Your answer is a single number: the count of lines that contain the string "psykiske".

****

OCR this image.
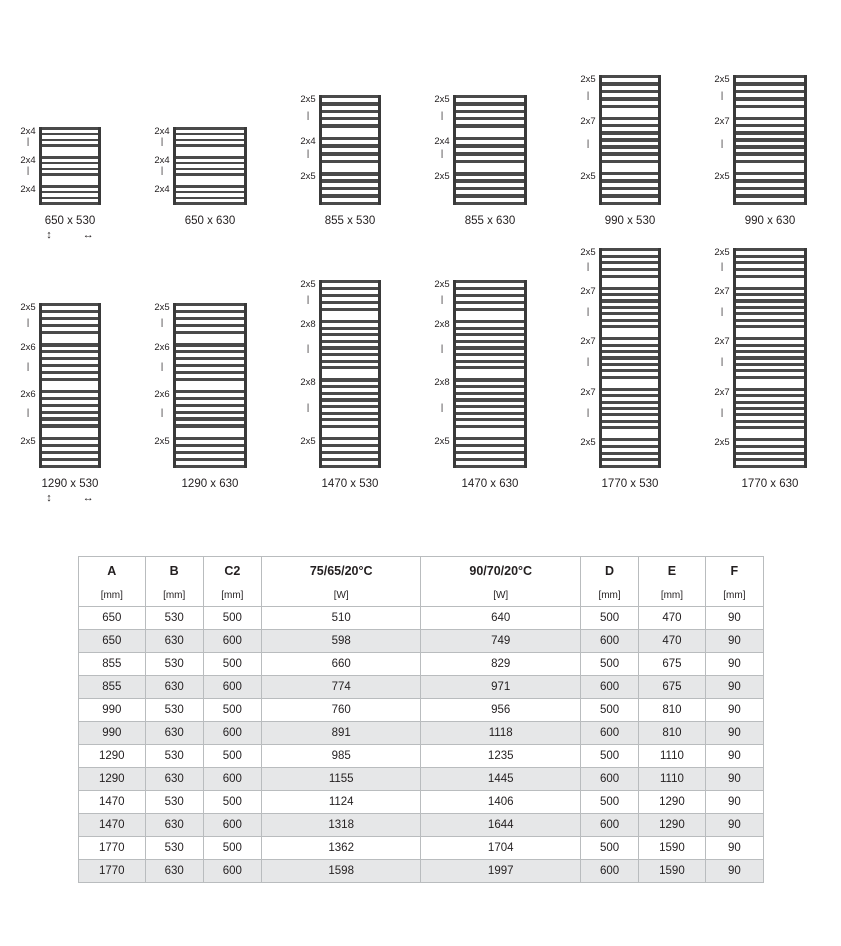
2x4
|
2x4
|
2x4
650 x 530
↕ ↔
2x4
|
2x4
|
2x4
650 x 630
2x5
|
2x4
|
2x5
855 x 530
2x5
|
2x4
|
2x5
855 x 630
2x5
|
2x7
|
2x5
990 x 530
2x5
|
2x7
|
2x5
990 x 630
2x5
|
2x6
|
2x6
|
2x5
1290 x 530
↕ ↔
2x5
|
2x6
|
2x6
|
2x5
1290 x 630
2x5
|
2x8
|
2x8
|
2x5
1470 x 530
2x5
|
2x8
|
2x8
|
2x5
1470 x 630
2x5
|
2x7
|
2x7
|
2x7
|
2x5
1770 x 530
2x5
|
2x7
|
2x7
|
2x7
|
2x5
1770 x 630
A	B	C2	75/65/20°C	90/70/20°C	D	E	F
[mm]	[mm]	[mm]	[W]	[W]	[mm]	[mm]	[mm]
650	530	500	510	640	500	470	90
650	630	600	598	749	600	470	90
855	530	500	660	829	500	675	90
855	630	600	774	971	600	675	90
990	530	500	760	956	500	810	90
990	630	600	891	1118	600	810	90
1290	530	500	985	1235	500	1110	90
1290	630	600	1155	1445	600	1110	90
1470	530	500	1124	1406	500	1290	90
1470	630	600	1318	1644	600	1290	90
1770	530	500	1362	1704	500	1590	90
1770	630	600	1598	1997	600	1590	90
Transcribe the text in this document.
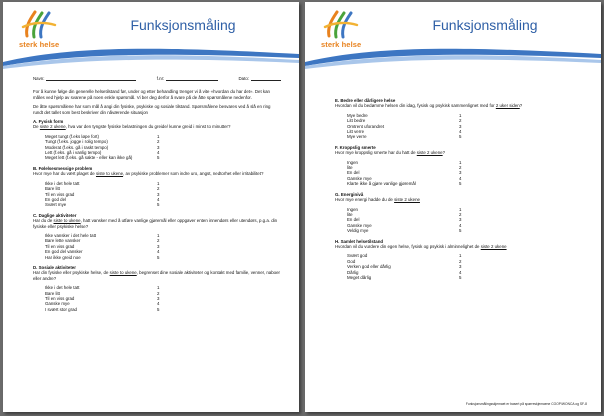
sterk helse
Funksjonsmåling
Navn:	f.nr:	Dato:

For å kunne følge din generelle helsetilstand før, under og etter behandling trenger vi å vite «hvordan du har det». Det kan måles ved hjelp av svarene på noen enkle spørsmål. Vi ber deg derfor å svare på de åtte spørsmålene nedenfor.

De åtte spørsmålene har som mål å angi din fysiske, psykiske og sosiale tilstand. Spørsmålene besvares ved å slå en ring rundt det tallet som best beskriver din nåværende situasjon

A. Fysisk form
De siste 2 ukene, hva var den tyngste fysiske belastningen du greide/ kunne greid i minst to minutter?
Meget tungt (f.eks løpe fort)	1
Tungt (f.eks. jogge i rolig tempo)	2
Moderat (f.eks. gå i raskt tempo)	3
Lett (f.eks. gå i vanlig tempo)	4
Meget lett (f.eks. gå sakte - eller kan ikke gå)	5
B. Følelsesmessige problem
Hvor mye har du vært plaget de siste to ukene, av psykiske problemer som indre uro, angst, nedtorhet eller irritabilitet?
Ikke i det hele tatt	1
Bare litt	2
Til en viss grad	3
En god del	4
Svært mye	5
C. Daglige aktiviteter
Har du de siste to ukene, hatt vansker med å utføre vanlige gjøremål eller oppgaver enten innendørs eller utendørs, p.g.a. din fysiske eller psykiske helse?
Ikke vansker i det hele tatt	1
Bare lette vansker	2
Til en viss grad	3
En god del vansker	4
Har ikke greid noe	5
D. Sosiale aktiviteter
Har din fysiske eller psykiske helse, de siste to ukene, begrenset dine sosiale aktiviteter og kontakt med familie, venner, naboer eller andre?
Ikke i det hele tatt	1
Bare litt	2
Til en viss grad	3
Ganske mye	4
I svært stor grad	5
sterk helse
Funksjonsmåling
E. Bedre eller dårligere helse
Hvordan vil du bedømme helsen din idag, fysisk og psykisk sammenlignet med for 2 uker siden?
Mye bedre	1
Litt bedre	2
Omtrent uforandret	3
Litt verre	4
Mye verre	5
F. Kroppslig smerte
Hvor mye kroppslig smerte har du hatt de siste 2 ukene?
Ingen	1
lite	2
En del	3
Ganske mye	4
Klarte ikke å gjøre vanlige gjøremål	5
G. Energinivå
Hvor mye energi hadde du de siste 2 ukene
Ingen	1
lite	2
En del	3
Ganske mye	4
Veldig mye	5
H. Samlet helsetilstand
Hvordan vil du vurdere din egen helse, fysisk og psykisk i alminnelighet de siste 2 ukene
Svært god	1
God	2
Verken god eller dårlig	3
Dårlig	4
Meget dårlig	5
Funksjonsmålingsskjemaet er basert på spørreskjemaene COOP/WONCA og SF-8
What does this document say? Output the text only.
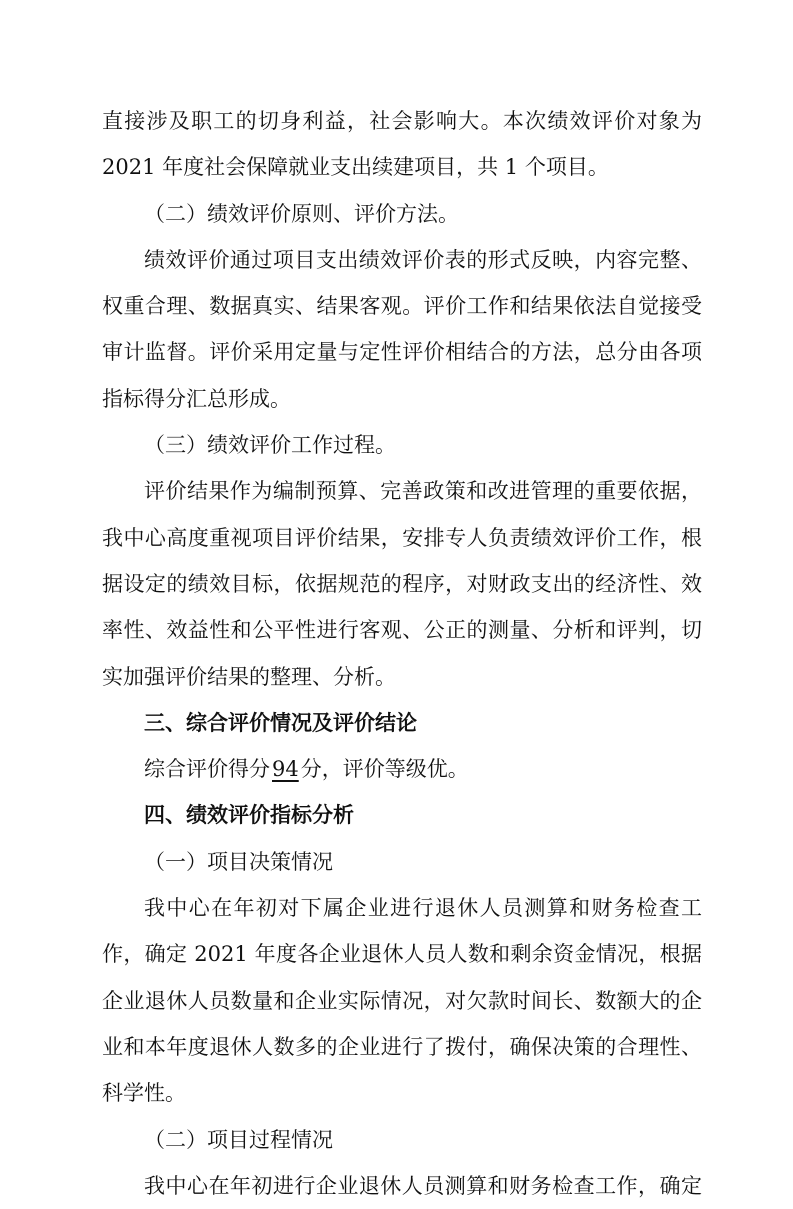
直接涉及职工的切身利益，社会影响大。本次绩效评价对象为
2021 年度社会保障就业支出续建项目，共 1 个项目。
（二）绩效评价原则、评价方法。
绩效评价通过项目支出绩效评价表的形式反映，内容完整、
权重合理、数据真实、结果客观。评价工作和结果依法自觉接受
审计监督。评价采用定量与定性评价相结合的方法，总分由各项
指标得分汇总形成。
（三）绩效评价工作过程。
评价结果作为编制预算、完善政策和改进管理的重要依据，
我中心高度重视项目评价结果，安排专人负责绩效评价工作，根
据设定的绩效目标，依据规范的程序，对财政支出的经济性、效
率性、效益性和公平性进行客观、公正的测量、分析和评判，切
实加强评价结果的整理、分析。
三、综合评价情况及评价结论
综合评价得分94分，评价等级优。
四、绩效评价指标分析
（一）项目决策情况
我中心在年初对下属企业进行退休人员测算和财务检查工
作，确定 2021 年度各企业退休人员人数和剩余资金情况，根据
企业退休人员数量和企业实际情况，对欠款时间长、数额大的企
业和本年度退休人数多的企业进行了拨付，确保决策的合理性、
科学性。
（二）项目过程情况
我中心在年初进行企业退休人员测算和财务检查工作，确定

****

=== The result ===
4